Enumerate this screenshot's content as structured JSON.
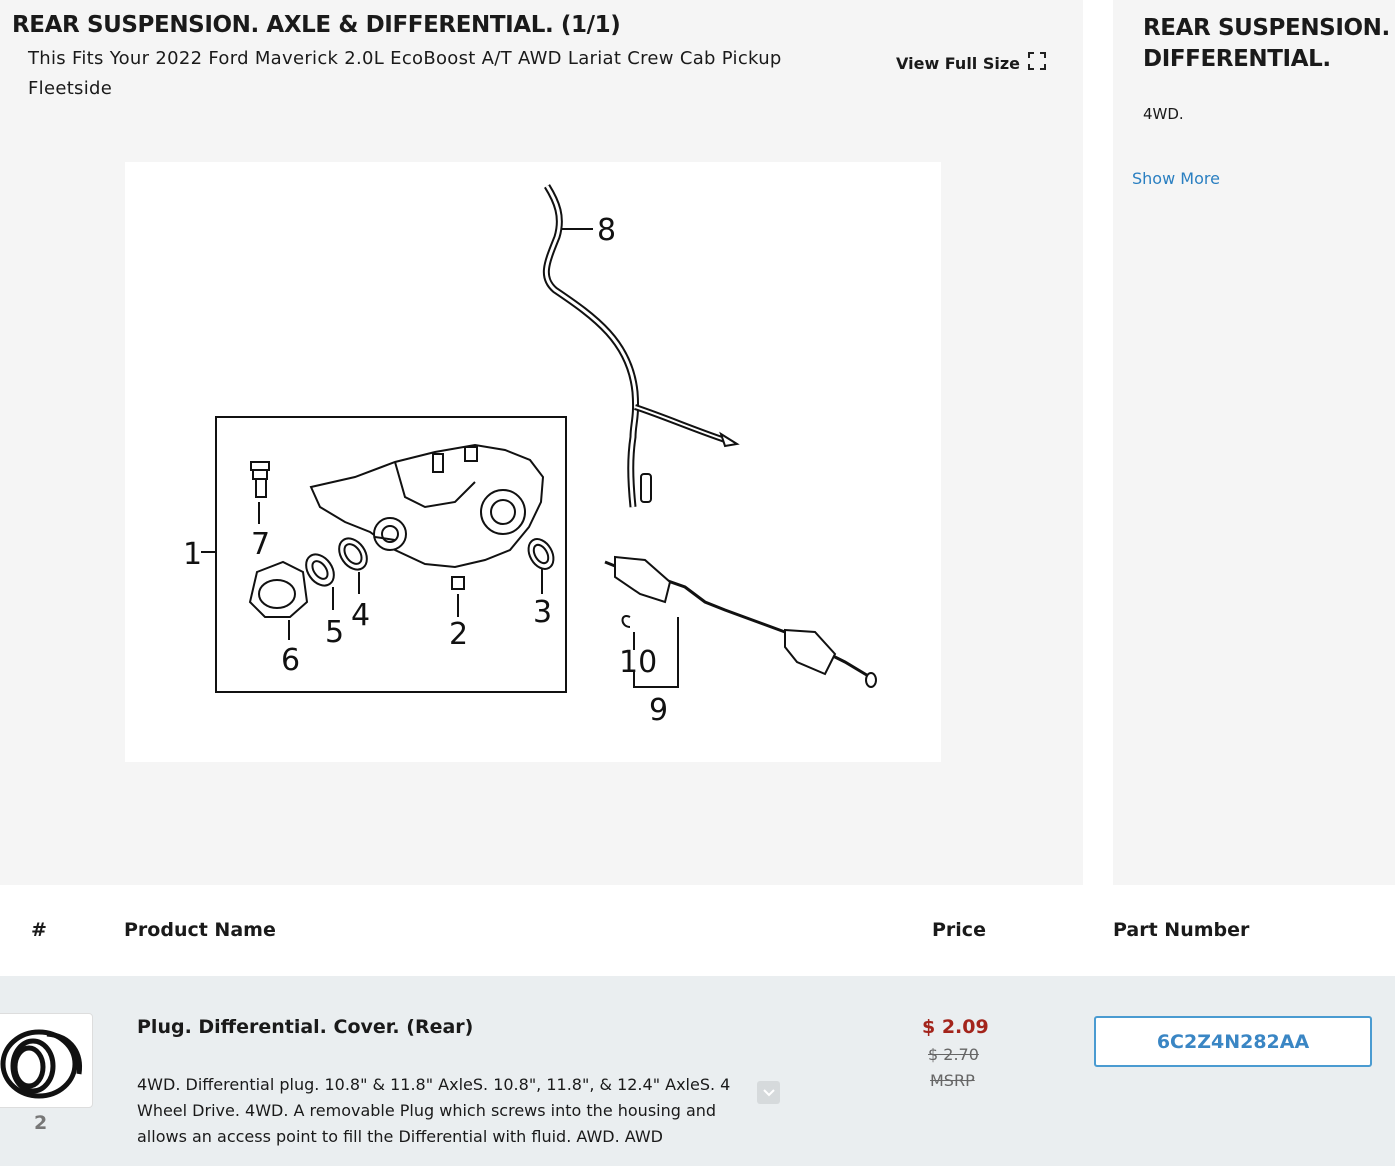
{
  "diagram_panel": {
    "title": "REAR SUSPENSION. AXLE & DIFFERENTIAL. (1/1)",
    "fitment": "This Fits Your 2022 Ford Maverick 2.0L EcoBoost A/T AWD Lariat Crew Cab Pickup Fleetside",
    "view_full_size": "View Full Size",
    "callouts": [
      "1",
      "2",
      "3",
      "4",
      "5",
      "6",
      "7",
      "8",
      "9",
      "10"
    ]
  },
  "side_panel": {
    "title_line1": "REAR SUSPENSION. AXLE &",
    "title_line2": "DIFFERENTIAL.",
    "description": "4WD.",
    "show_more": "Show More"
  },
  "table": {
    "headers": {
      "num": "#",
      "product_name": "Product Name",
      "price": "Price",
      "part_number": "Part Number"
    },
    "rows": [
      {
        "num": "2",
        "name": "Plug. Differential. Cover. (Rear)",
        "description": "4WD. Differential plug. 10.8\" & 11.8\" AxleS. 10.8\", 11.8\", & 12.4\" AxleS. 4 Wheel Drive. 4WD. A removable Plug which screws into the housing and allows an access point to fill the Differential with fluid. AWD. AWD",
        "price": "$ 2.09",
        "list_price": "$ 2.70",
        "msrp_label": "MSRP",
        "part_number": "6C2Z4N282AA"
      }
    ]
  },
  "icons": {
    "fullscreen": "fullscreen-icon",
    "expand": "chevron-down-icon"
  },
  "colors": {
    "price": "#a3241b",
    "link": "#2a7fc1",
    "part_border": "#4a9bd1",
    "panel_bg": "#f5f5f5",
    "row_bg": "#eaeef0"
  }
}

▶ _What you have to do_: Pictures in the records above are left out; print everything else exactly as written.

▶ _Answer to this exercise_:
Enumerate this screenshot's content as structured JSON.
{
  "diagram_panel": {
    "title": "REAR SUSPENSION. AXLE & DIFFERENTIAL. (1/1)",
    "fitment": "This Fits Your 2022 Ford Maverick 2.0L EcoBoost A/T AWD Lariat Crew Cab Pickup Fleetside",
    "view_full_size": "View Full Size",
    "callouts": [
      "1",
      "2",
      "3",
      "4",
      "5",
      "6",
      "7",
      "8",
      "9",
      "10"
    ]
  },
  "side_panel": {
    "title_line1": "REAR SUSPENSION. AXLE &",
    "title_line2": "DIFFERENTIAL.",
    "description": "4WD.",
    "show_more": "Show More"
  },
  "table": {
    "headers": {
      "num": "#",
      "product_name": "Product Name",
      "price": "Price",
      "part_number": "Part Number"
    },
    "rows": [
      {
        "num": "2",
        "name": "Plug. Differential. Cover. (Rear)",
        "description": "4WD. Differential plug. 10.8\" & 11.8\" AxleS. 10.8\", 11.8\", & 12.4\" AxleS. 4 Wheel Drive. 4WD. A removable Plug which screws into the housing and allows an access point to fill the Differential with fluid. AWD. AWD",
        "price": "$ 2.09",
        "list_price": "$ 2.70",
        "msrp_label": "MSRP",
        "part_number": "6C2Z4N282AA"
      }
    ]
  },
  "icons": {
    "fullscreen": "fullscreen-icon",
    "expand": "chevron-down-icon"
  },
  "colors": {
    "price": "#a3241b",
    "link": "#2a7fc1",
    "part_border": "#4a9bd1",
    "panel_bg": "#f5f5f5",
    "row_bg": "#eaeef0"
  }
}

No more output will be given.